• _Given problem_:
Select every line containing the word "JSON" from the material, and copy those lines.
##### Entries provided #####
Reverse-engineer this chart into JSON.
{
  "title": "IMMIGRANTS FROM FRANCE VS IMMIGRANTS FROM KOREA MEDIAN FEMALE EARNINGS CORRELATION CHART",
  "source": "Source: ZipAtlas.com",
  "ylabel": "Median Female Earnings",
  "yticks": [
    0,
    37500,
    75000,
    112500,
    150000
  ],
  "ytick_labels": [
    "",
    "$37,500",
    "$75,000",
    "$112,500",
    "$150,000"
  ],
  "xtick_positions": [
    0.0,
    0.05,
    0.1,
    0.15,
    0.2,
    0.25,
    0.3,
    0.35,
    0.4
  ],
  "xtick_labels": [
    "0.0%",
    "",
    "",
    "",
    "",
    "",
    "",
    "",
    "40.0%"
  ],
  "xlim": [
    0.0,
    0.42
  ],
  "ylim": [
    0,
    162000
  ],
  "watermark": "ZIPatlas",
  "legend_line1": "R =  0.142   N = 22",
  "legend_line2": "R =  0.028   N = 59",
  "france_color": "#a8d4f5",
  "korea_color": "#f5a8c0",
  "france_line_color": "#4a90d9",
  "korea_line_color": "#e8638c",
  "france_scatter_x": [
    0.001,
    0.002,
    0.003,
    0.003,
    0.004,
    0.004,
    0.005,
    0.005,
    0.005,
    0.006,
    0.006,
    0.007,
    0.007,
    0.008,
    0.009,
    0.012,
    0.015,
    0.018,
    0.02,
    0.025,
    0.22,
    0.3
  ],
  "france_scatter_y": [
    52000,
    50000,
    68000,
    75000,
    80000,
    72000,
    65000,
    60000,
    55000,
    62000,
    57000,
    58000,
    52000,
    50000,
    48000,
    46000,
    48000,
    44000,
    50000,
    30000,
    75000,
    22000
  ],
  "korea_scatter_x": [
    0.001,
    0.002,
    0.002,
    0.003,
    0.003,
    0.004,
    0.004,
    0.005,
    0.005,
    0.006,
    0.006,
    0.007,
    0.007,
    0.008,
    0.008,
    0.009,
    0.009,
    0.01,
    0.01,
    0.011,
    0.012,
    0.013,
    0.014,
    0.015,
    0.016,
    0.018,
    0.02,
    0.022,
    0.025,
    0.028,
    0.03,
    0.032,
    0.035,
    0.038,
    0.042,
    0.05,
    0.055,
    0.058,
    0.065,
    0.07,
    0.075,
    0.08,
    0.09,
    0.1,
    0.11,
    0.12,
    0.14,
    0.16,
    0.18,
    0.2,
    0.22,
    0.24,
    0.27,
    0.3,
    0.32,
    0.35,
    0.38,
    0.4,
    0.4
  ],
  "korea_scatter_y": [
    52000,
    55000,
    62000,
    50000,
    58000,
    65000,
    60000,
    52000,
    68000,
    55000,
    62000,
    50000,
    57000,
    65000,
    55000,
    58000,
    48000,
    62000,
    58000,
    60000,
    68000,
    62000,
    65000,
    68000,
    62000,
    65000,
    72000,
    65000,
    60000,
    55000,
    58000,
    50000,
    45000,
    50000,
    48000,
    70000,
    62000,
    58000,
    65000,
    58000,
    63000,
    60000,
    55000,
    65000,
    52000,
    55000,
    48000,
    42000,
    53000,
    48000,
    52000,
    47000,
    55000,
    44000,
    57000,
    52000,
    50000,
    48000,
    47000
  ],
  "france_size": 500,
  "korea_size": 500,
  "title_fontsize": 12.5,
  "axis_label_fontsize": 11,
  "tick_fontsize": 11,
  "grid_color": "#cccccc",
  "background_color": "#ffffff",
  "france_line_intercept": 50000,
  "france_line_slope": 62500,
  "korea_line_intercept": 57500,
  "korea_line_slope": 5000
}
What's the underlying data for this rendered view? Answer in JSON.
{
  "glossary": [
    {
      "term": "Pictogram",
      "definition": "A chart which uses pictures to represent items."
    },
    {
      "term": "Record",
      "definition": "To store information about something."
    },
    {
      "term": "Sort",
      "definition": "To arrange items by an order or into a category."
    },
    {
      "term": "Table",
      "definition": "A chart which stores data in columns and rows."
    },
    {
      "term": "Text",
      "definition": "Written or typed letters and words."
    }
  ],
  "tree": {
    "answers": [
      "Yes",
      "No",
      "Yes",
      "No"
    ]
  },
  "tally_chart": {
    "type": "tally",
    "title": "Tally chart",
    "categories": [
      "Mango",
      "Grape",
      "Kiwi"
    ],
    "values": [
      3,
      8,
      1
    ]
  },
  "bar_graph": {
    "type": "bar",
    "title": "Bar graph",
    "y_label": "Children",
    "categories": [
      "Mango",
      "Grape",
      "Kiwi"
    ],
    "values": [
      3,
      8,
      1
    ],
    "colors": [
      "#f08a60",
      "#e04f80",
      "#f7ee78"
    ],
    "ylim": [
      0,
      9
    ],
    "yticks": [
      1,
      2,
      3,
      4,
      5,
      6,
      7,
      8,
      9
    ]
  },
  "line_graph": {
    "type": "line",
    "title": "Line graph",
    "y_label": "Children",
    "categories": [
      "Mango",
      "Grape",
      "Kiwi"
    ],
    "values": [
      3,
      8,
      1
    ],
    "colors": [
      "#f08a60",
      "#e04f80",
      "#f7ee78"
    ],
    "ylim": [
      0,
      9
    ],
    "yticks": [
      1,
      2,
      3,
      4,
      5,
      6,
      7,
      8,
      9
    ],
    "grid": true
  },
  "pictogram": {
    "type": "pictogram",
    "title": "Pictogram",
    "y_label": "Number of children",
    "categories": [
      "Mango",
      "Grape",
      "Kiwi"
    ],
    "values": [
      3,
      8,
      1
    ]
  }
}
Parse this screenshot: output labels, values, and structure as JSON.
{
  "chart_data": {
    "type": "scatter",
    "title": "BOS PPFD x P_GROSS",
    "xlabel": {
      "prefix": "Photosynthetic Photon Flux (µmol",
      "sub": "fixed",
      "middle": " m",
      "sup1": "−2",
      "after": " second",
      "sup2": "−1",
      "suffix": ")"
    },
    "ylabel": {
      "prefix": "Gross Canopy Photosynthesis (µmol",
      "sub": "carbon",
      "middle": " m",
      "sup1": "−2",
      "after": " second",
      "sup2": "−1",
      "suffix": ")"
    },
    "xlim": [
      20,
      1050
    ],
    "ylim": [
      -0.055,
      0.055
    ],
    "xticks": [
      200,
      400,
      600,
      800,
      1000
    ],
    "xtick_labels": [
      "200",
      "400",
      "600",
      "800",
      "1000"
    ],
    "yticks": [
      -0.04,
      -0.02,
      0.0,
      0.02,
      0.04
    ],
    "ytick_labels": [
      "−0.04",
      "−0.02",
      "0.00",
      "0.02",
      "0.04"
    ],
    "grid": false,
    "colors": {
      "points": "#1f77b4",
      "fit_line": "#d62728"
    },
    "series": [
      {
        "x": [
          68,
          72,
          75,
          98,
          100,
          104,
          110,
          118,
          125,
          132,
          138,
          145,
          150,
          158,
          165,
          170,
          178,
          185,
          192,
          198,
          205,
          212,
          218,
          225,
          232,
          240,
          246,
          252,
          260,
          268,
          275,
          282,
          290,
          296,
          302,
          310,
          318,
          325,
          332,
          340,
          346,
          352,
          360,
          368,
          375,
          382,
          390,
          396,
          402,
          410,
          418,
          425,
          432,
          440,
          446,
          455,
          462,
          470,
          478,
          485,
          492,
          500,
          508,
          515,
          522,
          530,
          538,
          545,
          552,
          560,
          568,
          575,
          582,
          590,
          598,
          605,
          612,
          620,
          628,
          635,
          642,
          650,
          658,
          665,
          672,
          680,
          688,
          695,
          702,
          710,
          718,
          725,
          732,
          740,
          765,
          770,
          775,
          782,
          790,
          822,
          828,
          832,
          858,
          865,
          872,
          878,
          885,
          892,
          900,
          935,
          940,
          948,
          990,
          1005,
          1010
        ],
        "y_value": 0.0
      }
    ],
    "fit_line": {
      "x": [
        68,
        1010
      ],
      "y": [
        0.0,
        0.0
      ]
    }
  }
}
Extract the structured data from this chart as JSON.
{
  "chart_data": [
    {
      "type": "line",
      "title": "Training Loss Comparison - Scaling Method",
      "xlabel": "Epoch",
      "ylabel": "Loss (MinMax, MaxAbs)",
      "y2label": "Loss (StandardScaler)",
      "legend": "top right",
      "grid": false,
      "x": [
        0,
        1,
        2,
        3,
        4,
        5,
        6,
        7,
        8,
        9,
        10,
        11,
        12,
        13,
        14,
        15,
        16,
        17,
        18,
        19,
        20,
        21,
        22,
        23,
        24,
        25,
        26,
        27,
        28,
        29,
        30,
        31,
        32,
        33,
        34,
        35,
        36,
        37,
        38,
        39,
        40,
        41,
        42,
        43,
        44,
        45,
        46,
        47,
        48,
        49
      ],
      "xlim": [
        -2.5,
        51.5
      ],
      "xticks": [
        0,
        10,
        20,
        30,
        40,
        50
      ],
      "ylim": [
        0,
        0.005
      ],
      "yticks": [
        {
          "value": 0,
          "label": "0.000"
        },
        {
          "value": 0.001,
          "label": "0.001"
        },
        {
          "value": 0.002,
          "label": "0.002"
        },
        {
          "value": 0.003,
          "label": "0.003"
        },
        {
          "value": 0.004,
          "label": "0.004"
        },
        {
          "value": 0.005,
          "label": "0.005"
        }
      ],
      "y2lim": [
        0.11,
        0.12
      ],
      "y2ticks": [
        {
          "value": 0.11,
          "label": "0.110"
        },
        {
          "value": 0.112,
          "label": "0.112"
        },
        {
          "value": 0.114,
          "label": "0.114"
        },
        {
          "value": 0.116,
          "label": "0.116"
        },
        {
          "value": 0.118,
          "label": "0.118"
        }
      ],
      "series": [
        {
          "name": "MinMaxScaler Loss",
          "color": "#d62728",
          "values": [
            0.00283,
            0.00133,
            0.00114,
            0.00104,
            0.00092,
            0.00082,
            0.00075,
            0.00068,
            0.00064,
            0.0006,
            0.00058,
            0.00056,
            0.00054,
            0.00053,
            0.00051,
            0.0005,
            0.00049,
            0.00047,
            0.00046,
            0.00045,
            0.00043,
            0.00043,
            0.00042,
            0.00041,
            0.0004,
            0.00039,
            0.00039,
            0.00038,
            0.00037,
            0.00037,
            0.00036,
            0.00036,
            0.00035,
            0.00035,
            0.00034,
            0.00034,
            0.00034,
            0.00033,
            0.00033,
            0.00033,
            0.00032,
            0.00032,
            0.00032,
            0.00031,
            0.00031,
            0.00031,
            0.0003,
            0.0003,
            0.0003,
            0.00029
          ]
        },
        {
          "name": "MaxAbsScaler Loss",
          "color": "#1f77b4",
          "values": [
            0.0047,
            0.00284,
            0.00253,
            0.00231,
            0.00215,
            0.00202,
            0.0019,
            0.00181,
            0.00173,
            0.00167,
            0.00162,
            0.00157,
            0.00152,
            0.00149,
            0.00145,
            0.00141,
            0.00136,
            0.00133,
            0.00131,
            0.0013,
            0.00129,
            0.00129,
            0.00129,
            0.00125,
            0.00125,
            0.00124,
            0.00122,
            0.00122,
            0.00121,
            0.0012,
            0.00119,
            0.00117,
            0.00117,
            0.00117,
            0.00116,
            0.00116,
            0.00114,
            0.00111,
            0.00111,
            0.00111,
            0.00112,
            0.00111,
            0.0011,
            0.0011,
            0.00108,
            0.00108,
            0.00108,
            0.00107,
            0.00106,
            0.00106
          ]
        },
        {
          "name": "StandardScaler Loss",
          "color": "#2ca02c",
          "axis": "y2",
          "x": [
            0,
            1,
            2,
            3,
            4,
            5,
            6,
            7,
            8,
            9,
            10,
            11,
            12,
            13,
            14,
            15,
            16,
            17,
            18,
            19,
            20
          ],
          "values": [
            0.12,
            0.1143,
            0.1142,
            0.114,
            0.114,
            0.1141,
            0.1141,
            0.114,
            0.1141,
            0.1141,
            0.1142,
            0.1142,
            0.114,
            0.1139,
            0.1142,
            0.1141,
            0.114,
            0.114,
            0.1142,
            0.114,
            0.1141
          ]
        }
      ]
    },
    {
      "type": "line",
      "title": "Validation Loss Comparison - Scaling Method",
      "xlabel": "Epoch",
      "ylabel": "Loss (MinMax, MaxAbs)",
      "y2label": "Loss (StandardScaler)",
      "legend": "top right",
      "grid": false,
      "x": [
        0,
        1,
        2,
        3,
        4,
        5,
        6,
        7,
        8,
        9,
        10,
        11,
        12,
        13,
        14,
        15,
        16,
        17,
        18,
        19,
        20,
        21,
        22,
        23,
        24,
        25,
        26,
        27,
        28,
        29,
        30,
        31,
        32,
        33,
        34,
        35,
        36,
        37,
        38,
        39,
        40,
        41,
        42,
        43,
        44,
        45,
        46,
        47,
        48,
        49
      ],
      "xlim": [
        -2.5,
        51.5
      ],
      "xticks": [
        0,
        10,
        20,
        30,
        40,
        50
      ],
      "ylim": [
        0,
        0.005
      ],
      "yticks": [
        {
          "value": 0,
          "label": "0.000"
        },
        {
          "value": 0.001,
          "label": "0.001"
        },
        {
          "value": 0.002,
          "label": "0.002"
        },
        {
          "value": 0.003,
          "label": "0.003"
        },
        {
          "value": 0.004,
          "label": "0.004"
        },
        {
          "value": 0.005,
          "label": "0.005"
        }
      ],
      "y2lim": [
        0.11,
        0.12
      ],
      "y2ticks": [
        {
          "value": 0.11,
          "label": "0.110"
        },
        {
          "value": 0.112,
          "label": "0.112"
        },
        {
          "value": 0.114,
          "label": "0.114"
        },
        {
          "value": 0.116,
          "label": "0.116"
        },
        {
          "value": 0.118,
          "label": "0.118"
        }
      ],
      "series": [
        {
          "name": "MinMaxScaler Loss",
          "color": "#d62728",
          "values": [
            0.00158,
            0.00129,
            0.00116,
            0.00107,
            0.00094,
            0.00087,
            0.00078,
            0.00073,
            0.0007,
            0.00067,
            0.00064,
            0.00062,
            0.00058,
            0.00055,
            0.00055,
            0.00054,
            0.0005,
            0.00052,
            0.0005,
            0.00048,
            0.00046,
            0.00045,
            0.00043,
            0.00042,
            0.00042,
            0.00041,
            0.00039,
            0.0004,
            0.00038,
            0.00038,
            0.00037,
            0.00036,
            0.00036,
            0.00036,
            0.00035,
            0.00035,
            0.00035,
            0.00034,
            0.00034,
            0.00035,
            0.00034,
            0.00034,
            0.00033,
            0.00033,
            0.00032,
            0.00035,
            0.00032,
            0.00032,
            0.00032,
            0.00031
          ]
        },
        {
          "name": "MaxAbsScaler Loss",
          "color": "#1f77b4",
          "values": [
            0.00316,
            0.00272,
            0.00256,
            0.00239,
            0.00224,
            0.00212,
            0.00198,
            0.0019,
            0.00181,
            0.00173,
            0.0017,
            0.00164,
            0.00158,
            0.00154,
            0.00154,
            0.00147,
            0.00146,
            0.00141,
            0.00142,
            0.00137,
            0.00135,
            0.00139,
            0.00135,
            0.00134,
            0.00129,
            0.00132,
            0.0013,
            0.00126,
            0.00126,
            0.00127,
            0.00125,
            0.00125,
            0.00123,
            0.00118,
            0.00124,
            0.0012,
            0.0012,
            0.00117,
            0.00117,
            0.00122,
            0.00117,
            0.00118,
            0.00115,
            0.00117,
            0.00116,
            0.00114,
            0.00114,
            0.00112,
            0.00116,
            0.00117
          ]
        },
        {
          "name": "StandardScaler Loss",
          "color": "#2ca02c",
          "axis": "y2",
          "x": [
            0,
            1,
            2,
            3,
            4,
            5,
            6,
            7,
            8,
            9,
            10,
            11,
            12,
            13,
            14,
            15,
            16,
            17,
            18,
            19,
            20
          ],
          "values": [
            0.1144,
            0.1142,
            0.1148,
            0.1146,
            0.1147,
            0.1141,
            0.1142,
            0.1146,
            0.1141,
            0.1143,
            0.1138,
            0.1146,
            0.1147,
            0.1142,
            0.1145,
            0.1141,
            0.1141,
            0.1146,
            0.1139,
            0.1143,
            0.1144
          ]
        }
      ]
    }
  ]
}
#####
• _Exercise solution_:
Reverse-engineer this chart into JSON.
What's the underlying data for this rendered view? Answer in JSON.
Parse this screenshot: output labels, values, and structure as JSON.
Extract the structured data from this chart as JSON.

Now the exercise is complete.